• [Task] Select, from the data, each line where "odpadů" occurs.

• [Excerpted data]

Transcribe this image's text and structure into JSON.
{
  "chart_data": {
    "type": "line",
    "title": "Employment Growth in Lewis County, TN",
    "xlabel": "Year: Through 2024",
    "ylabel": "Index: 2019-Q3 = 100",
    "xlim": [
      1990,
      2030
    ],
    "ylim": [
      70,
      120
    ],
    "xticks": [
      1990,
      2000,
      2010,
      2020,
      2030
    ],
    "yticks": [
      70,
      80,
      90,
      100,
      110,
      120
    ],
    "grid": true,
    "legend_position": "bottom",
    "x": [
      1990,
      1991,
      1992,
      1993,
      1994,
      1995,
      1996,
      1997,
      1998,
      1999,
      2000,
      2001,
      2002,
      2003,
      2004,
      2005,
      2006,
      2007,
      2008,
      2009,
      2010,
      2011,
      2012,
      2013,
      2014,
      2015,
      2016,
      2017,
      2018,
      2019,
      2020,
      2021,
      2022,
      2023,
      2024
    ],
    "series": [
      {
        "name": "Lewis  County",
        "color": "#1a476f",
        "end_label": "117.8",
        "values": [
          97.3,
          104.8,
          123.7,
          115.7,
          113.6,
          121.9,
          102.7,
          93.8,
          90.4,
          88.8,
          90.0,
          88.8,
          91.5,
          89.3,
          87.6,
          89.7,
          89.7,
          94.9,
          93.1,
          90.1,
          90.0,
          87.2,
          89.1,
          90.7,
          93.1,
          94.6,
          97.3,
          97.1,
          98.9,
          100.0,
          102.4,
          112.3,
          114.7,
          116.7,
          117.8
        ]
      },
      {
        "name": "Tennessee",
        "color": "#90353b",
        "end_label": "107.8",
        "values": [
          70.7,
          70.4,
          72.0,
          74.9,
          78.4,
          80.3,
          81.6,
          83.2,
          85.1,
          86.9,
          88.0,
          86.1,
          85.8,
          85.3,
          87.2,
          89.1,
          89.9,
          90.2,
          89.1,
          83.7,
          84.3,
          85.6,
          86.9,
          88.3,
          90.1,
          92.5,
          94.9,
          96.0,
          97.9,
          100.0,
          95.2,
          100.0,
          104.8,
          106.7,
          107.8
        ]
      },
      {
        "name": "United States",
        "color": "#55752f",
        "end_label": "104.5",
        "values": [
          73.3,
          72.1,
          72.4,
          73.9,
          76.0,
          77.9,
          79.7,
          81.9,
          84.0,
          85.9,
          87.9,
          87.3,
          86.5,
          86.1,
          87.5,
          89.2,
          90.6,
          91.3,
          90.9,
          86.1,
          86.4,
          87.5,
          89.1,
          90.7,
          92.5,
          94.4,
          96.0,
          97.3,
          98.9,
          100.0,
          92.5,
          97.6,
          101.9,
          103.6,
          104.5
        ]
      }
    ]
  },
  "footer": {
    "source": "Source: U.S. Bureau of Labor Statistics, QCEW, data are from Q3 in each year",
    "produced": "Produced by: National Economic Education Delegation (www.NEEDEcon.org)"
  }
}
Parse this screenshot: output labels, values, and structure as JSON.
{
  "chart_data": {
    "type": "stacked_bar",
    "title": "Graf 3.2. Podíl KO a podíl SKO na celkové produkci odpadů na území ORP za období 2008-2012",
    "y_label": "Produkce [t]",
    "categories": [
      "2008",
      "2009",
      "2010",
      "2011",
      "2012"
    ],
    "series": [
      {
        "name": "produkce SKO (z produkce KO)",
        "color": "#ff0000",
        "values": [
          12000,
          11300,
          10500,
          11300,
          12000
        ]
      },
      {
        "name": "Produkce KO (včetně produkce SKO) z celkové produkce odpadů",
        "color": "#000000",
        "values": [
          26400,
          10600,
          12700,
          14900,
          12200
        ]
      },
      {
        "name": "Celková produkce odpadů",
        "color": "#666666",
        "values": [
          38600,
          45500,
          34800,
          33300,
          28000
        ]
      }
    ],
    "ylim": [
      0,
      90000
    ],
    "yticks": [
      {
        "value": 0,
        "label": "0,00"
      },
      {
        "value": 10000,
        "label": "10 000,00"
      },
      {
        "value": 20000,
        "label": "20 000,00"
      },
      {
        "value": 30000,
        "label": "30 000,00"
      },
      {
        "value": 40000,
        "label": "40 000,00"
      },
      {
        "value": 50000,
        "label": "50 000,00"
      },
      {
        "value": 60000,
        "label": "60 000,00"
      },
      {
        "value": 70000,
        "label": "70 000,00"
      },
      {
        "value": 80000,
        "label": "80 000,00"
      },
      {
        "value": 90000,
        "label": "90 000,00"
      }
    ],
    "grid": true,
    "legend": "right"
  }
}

• [Answer to this task]
    "title": "Graf 3.2. Podíl KO a podíl SKO na celkové produkci odpadů na území ORP za období 2008-2012",
        "name": "Produkce KO (včetně produkce SKO) z celkové produkce odpadů",
        "name": "Celková produkce odpadů",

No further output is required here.